→ **Exercise**
Copy each line of the entries below, character for character, with nothing changed or left out.

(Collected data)
○ ○ ○ ○

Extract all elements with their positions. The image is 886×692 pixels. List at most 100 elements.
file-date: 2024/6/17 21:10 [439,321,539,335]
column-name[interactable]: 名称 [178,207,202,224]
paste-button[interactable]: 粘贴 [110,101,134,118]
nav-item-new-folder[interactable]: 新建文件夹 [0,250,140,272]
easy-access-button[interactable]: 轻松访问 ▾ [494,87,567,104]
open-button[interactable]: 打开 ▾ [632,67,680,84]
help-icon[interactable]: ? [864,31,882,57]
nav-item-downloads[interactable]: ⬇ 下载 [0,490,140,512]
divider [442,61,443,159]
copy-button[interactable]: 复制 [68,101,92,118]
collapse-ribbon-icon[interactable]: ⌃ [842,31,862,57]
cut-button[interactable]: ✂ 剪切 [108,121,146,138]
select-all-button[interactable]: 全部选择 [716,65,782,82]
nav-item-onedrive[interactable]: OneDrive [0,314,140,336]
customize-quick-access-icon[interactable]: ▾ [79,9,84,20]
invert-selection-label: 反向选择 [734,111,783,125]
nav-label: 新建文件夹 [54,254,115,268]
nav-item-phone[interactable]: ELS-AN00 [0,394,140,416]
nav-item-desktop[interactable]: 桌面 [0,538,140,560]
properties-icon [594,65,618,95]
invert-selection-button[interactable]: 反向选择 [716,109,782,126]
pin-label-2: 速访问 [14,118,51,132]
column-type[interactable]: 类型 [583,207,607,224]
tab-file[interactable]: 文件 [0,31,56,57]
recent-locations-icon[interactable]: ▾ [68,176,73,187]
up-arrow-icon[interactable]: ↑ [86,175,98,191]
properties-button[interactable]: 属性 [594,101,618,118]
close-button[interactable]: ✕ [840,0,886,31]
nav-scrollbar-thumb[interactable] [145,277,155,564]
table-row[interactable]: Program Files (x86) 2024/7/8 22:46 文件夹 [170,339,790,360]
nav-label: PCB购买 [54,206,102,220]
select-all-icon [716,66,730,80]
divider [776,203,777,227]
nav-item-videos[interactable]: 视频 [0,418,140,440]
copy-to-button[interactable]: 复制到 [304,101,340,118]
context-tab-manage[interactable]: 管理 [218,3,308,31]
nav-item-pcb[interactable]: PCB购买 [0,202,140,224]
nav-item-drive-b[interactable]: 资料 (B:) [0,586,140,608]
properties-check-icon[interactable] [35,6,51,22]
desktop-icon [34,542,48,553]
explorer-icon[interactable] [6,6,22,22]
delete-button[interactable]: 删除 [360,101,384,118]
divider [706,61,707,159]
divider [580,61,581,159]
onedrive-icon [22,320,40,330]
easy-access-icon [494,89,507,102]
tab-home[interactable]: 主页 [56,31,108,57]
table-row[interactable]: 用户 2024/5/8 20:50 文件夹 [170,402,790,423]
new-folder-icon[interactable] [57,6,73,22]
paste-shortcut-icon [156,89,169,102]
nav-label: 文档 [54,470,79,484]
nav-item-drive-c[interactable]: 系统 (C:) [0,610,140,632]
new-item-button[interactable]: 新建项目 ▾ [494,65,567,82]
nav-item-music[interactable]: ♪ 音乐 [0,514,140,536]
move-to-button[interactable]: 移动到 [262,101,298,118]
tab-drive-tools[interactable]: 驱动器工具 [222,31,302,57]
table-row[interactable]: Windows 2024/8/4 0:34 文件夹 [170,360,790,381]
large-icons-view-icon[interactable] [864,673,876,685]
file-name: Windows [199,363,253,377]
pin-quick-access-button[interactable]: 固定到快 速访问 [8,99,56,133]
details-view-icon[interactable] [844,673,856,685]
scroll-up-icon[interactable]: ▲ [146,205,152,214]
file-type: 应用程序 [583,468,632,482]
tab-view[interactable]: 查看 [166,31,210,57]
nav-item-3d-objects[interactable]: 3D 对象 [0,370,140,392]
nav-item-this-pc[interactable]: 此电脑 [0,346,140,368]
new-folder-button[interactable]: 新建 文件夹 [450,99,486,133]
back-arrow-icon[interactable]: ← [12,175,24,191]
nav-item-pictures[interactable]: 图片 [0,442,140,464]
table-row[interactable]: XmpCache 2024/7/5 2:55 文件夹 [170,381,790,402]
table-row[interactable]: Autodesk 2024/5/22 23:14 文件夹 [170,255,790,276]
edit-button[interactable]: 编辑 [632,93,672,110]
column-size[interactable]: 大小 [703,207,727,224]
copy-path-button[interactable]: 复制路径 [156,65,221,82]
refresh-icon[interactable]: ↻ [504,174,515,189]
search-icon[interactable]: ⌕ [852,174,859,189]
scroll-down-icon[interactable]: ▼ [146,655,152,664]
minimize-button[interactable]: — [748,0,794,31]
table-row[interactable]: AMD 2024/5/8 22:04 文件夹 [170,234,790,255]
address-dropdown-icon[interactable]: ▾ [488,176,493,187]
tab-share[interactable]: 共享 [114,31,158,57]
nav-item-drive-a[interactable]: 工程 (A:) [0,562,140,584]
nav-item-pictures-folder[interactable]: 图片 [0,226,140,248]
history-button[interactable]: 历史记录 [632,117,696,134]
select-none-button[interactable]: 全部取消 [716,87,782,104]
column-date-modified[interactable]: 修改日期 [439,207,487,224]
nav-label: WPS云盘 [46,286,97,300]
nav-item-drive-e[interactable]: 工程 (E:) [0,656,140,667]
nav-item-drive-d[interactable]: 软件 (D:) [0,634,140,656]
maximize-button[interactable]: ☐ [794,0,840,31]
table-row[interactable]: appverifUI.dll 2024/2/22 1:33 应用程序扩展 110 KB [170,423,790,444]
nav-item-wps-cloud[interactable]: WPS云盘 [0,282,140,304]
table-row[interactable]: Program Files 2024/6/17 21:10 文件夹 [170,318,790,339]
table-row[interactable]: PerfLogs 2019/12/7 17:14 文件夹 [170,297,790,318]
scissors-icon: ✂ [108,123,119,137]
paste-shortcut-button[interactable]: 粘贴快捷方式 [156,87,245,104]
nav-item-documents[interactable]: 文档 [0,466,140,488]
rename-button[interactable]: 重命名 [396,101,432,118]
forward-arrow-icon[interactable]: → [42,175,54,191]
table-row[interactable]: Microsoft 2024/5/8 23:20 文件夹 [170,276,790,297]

○ ○ ○ ○

→ **Written response**
Extract all elements with their positions. The image is 886×692 pixels. List at most 100 elements.
file-date: 2024/6/17 21:10 [439,321,539,335]
column-name[interactable]: 名称 [178,207,202,224]
paste-button[interactable]: 粘贴 [110,101,134,118]
nav-item-new-folder[interactable]: 新建文件夹 [0,250,140,272]
easy-access-button[interactable]: 轻松访问 ▾ [494,87,567,104]
open-button[interactable]: 打开 ▾ [632,67,680,84]
help-icon[interactable]: ? [864,31,882,57]
nav-item-downloads[interactable]: ⬇ 下载 [0,490,140,512]
divider [442,61,443,159]
copy-button[interactable]: 复制 [68,101,92,118]
collapse-ribbon-icon[interactable]: ⌃ [842,31,862,57]
cut-button[interactable]: ✂ 剪切 [108,121,146,138]
select-all-button[interactable]: 全部选择 [716,65,782,82]
nav-item-onedrive[interactable]: OneDrive [0,314,140,336]
customize-quick-access-icon[interactable]: ▾ [79,9,84,20]
invert-selection-label: 反向选择 [734,111,783,125]
nav-label: 新建文件夹 [54,254,115,268]
nav-item-phone[interactable]: ELS-AN00 [0,394,140,416]
nav-item-desktop[interactable]: 桌面 [0,538,140,560]
properties-icon [594,65,618,95]
invert-selection-button[interactable]: 反向选择 [716,109,782,126]
pin-label-2: 速访问 [14,118,51,132]
column-type[interactable]: 类型 [583,207,607,224]
tab-file[interactable]: 文件 [0,31,56,57]
recent-locations-icon[interactable]: ▾ [68,176,73,187]
up-arrow-icon[interactable]: ↑ [86,175,98,191]
properties-button[interactable]: 属性 [594,101,618,118]
close-button[interactable]: ✕ [840,0,886,31]
nav-scrollbar-thumb[interactable] [145,277,155,564]
table-row[interactable]: Program Files (x86) 2024/7/8 22:46 文件夹 [170,339,790,360]
nav-label: PCB购买 [54,206,102,220]
select-all-icon [716,66,730,80]
divider [776,203,777,227]
nav-item-videos[interactable]: 视频 [0,418,140,440]
copy-to-button[interactable]: 复制到 [304,101,340,118]
context-tab-manage[interactable]: 管理 [218,3,308,31]
nav-item-pcb[interactable]: PCB购买 [0,202,140,224]
nav-item-drive-b[interactable]: 资料 (B:) [0,586,140,608]
properties-check-icon[interactable] [35,6,51,22]
desktop-icon [34,542,48,553]
explorer-icon[interactable] [6,6,22,22]
delete-button[interactable]: 删除 [360,101,384,118]
divider [706,61,707,159]
divider [580,61,581,159]
onedrive-icon [22,320,40,330]
easy-access-icon [494,89,507,102]
tab-home[interactable]: 主页 [56,31,108,57]
table-row[interactable]: 用户 2024/5/8 20:50 文件夹 [170,402,790,423]
new-folder-icon[interactable] [57,6,73,22]
paste-shortcut-icon [156,89,169,102]
nav-label: 文档 [54,470,79,484]
nav-item-drive-c[interactable]: 系统 (C:) [0,610,140,632]
new-item-button[interactable]: 新建项目 ▾ [494,65,567,82]
nav-item-music[interactable]: ♪ 音乐 [0,514,140,536]
move-to-button[interactable]: 移动到 [262,101,298,118]
tab-drive-tools[interactable]: 驱动器工具 [222,31,302,57]
table-row[interactable]: Windows 2024/8/4 0:34 文件夹 [170,360,790,381]
large-icons-view-icon[interactable] [864,673,876,685]
file-name: Windows [199,363,253,377]
pin-quick-access-button[interactable]: 固定到快 速访问 [8,99,56,133]
details-view-icon[interactable] [844,673,856,685]
scroll-up-icon[interactable]: ▲ [146,205,152,214]
file-type: 应用程序 [583,468,632,482]
tab-view[interactable]: 查看 [166,31,210,57]
nav-item-3d-objects[interactable]: 3D 对象 [0,370,140,392]
nav-item-this-pc[interactable]: 此电脑 [0,346,140,368]
new-folder-button[interactable]: 新建 文件夹 [450,99,486,133]
back-arrow-icon[interactable]: ← [12,175,24,191]
nav-item-pictures[interactable]: 图片 [0,442,140,464]
table-row[interactable]: XmpCache 2024/7/5 2:55 文件夹 [170,381,790,402]
table-row[interactable]: Autodesk 2024/5/22 23:14 文件夹 [170,255,790,276]
edit-button[interactable]: 编辑 [632,93,672,110]
column-size[interactable]: 大小 [703,207,727,224]
copy-path-button[interactable]: 复制路径 [156,65,221,82]
refresh-icon[interactable]: ↻ [504,174,515,189]
search-icon[interactable]: ⌕ [852,174,859,189]
scroll-down-icon[interactable]: ▼ [146,655,152,664]
minimize-button[interactable]: — [748,0,794,31]
table-row[interactable]: AMD 2024/5/8 22:04 文件夹 [170,234,790,255]
address-dropdown-icon[interactable]: ▾ [488,176,493,187]
tab-share[interactable]: 共享 [114,31,158,57]
nav-item-drive-a[interactable]: 工程 (A:) [0,562,140,584]
nav-item-pictures-folder[interactable]: 图片 [0,226,140,248]
history-button[interactable]: 历史记录 [632,117,696,134]
select-none-button[interactable]: 全部取消 [716,87,782,104]
column-date-modified[interactable]: 修改日期 [439,207,487,224]
nav-label: WPS云盘 [46,286,97,300]
nav-item-drive-e[interactable]: 工程 (E:) [0,656,140,667]
nav-item-drive-d[interactable]: 软件 (D:) [0,634,140,656]
maximize-button[interactable]: ☐ [794,0,840,31]
table-row[interactable]: appverifUI.dll 2024/2/22 1:33 应用程序扩展 110 KB [170,423,790,444]
nav-item-wps-cloud[interactable]: WPS云盘 [0,282,140,304]
table-row[interactable]: Program Files 2024/6/17 21:10 文件夹 [170,318,790,339]
table-row[interactable]: PerfLogs 2019/12/7 17:14 文件夹 [170,297,790,318]
scissors-icon: ✂ [108,123,119,137]
paste-shortcut-button[interactable]: 粘贴快捷方式 [156,87,245,104]
nav-item-documents[interactable]: 文档 [0,466,140,488]
rename-button[interactable]: 重命名 [396,101,432,118]
forward-arrow-icon[interactable]: → [42,175,54,191]
table-row[interactable]: Microsoft 2024/5/8 23:20 文件夹 [170,276,790,297]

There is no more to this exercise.